# WORK TO BE COMPLETED
Write out all the data again, exactly as it stands.

━━━━━ INFORMATION SUPPLIED ━━━━━

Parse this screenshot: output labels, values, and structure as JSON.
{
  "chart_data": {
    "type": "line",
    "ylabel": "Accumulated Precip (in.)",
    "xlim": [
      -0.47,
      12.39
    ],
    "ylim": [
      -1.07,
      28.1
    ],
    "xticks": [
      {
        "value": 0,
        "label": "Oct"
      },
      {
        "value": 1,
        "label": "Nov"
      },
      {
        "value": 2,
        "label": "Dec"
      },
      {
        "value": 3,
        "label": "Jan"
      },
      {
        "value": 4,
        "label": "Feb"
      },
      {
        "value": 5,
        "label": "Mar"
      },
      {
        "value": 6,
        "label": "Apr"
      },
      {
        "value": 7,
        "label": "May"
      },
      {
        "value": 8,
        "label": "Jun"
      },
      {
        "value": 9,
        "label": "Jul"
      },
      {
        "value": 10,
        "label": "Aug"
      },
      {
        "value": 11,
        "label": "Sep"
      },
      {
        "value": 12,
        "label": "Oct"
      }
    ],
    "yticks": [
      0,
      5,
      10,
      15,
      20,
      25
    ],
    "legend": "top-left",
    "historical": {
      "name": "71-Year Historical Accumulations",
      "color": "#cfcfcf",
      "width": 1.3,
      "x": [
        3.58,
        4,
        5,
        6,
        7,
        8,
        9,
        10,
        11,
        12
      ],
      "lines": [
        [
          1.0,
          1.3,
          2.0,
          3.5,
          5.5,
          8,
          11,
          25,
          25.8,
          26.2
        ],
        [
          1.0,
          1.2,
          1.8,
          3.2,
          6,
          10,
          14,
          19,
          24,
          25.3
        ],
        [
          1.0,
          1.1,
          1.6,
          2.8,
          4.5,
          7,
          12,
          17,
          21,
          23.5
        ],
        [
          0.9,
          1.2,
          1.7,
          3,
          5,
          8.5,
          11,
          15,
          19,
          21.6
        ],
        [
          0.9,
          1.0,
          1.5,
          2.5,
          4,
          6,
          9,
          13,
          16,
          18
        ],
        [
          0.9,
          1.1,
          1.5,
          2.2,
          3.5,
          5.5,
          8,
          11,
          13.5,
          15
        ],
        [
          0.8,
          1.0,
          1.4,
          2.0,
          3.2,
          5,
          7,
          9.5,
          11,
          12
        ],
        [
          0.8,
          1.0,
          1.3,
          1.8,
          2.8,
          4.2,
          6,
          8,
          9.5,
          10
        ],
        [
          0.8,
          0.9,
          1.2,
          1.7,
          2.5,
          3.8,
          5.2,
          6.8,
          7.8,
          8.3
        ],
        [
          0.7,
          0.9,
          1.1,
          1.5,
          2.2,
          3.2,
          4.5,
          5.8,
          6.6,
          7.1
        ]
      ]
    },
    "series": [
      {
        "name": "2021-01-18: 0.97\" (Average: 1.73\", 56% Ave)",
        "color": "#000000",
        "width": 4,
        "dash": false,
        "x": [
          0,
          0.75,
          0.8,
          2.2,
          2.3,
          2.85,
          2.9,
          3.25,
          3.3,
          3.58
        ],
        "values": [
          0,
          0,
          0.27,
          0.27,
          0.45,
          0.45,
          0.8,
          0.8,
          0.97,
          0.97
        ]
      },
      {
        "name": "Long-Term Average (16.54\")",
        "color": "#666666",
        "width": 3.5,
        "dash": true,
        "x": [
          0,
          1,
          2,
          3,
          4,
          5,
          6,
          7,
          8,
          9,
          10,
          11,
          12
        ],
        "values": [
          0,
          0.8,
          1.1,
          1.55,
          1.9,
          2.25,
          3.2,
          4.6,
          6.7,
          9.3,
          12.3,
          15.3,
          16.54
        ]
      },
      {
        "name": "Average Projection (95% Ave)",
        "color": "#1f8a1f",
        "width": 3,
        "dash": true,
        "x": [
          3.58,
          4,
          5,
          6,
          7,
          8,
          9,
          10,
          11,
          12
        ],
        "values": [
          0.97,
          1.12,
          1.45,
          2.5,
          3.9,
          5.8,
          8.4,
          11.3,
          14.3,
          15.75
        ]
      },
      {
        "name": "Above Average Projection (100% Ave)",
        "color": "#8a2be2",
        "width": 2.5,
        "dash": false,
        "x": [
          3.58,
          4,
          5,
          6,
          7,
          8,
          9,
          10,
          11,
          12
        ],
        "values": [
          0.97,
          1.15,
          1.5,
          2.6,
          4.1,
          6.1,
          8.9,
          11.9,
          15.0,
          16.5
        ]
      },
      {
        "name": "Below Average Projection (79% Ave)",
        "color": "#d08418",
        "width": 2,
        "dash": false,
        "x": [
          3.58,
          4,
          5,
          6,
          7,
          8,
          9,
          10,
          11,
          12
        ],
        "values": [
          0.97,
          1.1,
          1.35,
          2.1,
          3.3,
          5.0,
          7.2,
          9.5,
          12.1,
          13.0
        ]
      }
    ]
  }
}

━━━━━

# ANSWER TO THE TASK
Parse this screenshot: output labels, values, and structure as JSON.
{
  "chart_data": {
    "type": "line",
    "ylabel": "Accumulated Precip (in.)",
    "xlim": [
      -0.47,
      12.39
    ],
    "ylim": [
      -1.07,
      28.1
    ],
    "xticks": [
      {
        "value": 0,
        "label": "Oct"
      },
      {
        "value": 1,
        "label": "Nov"
      },
      {
        "value": 2,
        "label": "Dec"
      },
      {
        "value": 3,
        "label": "Jan"
      },
      {
        "value": 4,
        "label": "Feb"
      },
      {
        "value": 5,
        "label": "Mar"
      },
      {
        "value": 6,
        "label": "Apr"
      },
      {
        "value": 7,
        "label": "May"
      },
      {
        "value": 8,
        "label": "Jun"
      },
      {
        "value": 9,
        "label": "Jul"
      },
      {
        "value": 10,
        "label": "Aug"
      },
      {
        "value": 11,
        "label": "Sep"
      },
      {
        "value": 12,
        "label": "Oct"
      }
    ],
    "yticks": [
      0,
      5,
      10,
      15,
      20,
      25
    ],
    "legend": "top-left",
    "historical": {
      "name": "71-Year Historical Accumulations",
      "color": "#cfcfcf",
      "width": 1.3,
      "x": [
        3.58,
        4,
        5,
        6,
        7,
        8,
        9,
        10,
        11,
        12
      ],
      "lines": [
        [
          1.0,
          1.3,
          2.0,
          3.5,
          5.5,
          8,
          11,
          25,
          25.8,
          26.2
        ],
        [
          1.0,
          1.2,
          1.8,
          3.2,
          6,
          10,
          14,
          19,
          24,
          25.3
        ],
        [
          1.0,
          1.1,
          1.6,
          2.8,
          4.5,
          7,
          12,
          17,
          21,
          23.5
        ],
        [
          0.9,
          1.2,
          1.7,
          3,
          5,
          8.5,
          11,
          15,
          19,
          21.6
        ],
        [
          0.9,
          1.0,
          1.5,
          2.5,
          4,
          6,
          9,
          13,
          16,
          18
        ],
        [
          0.9,
          1.1,
          1.5,
          2.2,
          3.5,
          5.5,
          8,
          11,
          13.5,
          15
        ],
        [
          0.8,
          1.0,
          1.4,
          2.0,
          3.2,
          5,
          7,
          9.5,
          11,
          12
        ],
        [
          0.8,
          1.0,
          1.3,
          1.8,
          2.8,
          4.2,
          6,
          8,
          9.5,
          10
        ],
        [
          0.8,
          0.9,
          1.2,
          1.7,
          2.5,
          3.8,
          5.2,
          6.8,
          7.8,
          8.3
        ],
        [
          0.7,
          0.9,
          1.1,
          1.5,
          2.2,
          3.2,
          4.5,
          5.8,
          6.6,
          7.1
        ]
      ]
    },
    "series": [
      {
        "name": "2021-01-18: 0.97\" (Average: 1.73\", 56% Ave)",
        "color": "#000000",
        "width": 4,
        "dash": false,
        "x": [
          0,
          0.75,
          0.8,
          2.2,
          2.3,
          2.85,
          2.9,
          3.25,
          3.3,
          3.58
        ],
        "values": [
          0,
          0,
          0.27,
          0.27,
          0.45,
          0.45,
          0.8,
          0.8,
          0.97,
          0.97
        ]
      },
      {
        "name": "Long-Term Average (16.54\")",
        "color": "#666666",
        "width": 3.5,
        "dash": true,
        "x": [
          0,
          1,
          2,
          3,
          4,
          5,
          6,
          7,
          8,
          9,
          10,
          11,
          12
        ],
        "values": [
          0,
          0.8,
          1.1,
          1.55,
          1.9,
          2.25,
          3.2,
          4.6,
          6.7,
          9.3,
          12.3,
          15.3,
          16.54
        ]
      },
      {
        "name": "Average Projection (95% Ave)",
        "color": "#1f8a1f",
        "width": 3,
        "dash": true,
        "x": [
          3.58,
          4,
          5,
          6,
          7,
          8,
          9,
          10,
          11,
          12
        ],
        "values": [
          0.97,
          1.12,
          1.45,
          2.5,
          3.9,
          5.8,
          8.4,
          11.3,
          14.3,
          15.75
        ]
      },
      {
        "name": "Above Average Projection (100% Ave)",
        "color": "#8a2be2",
        "width": 2.5,
        "dash": false,
        "x": [
          3.58,
          4,
          5,
          6,
          7,
          8,
          9,
          10,
          11,
          12
        ],
        "values": [
          0.97,
          1.15,
          1.5,
          2.6,
          4.1,
          6.1,
          8.9,
          11.9,
          15.0,
          16.5
        ]
      },
      {
        "name": "Below Average Projection (79% Ave)",
        "color": "#d08418",
        "width": 2,
        "dash": false,
        "x": [
          3.58,
          4,
          5,
          6,
          7,
          8,
          9,
          10,
          11,
          12
        ],
        "values": [
          0.97,
          1.1,
          1.35,
          2.1,
          3.3,
          5.0,
          7.2,
          9.5,
          12.1,
          13.0
        ]
      }
    ]
  }
}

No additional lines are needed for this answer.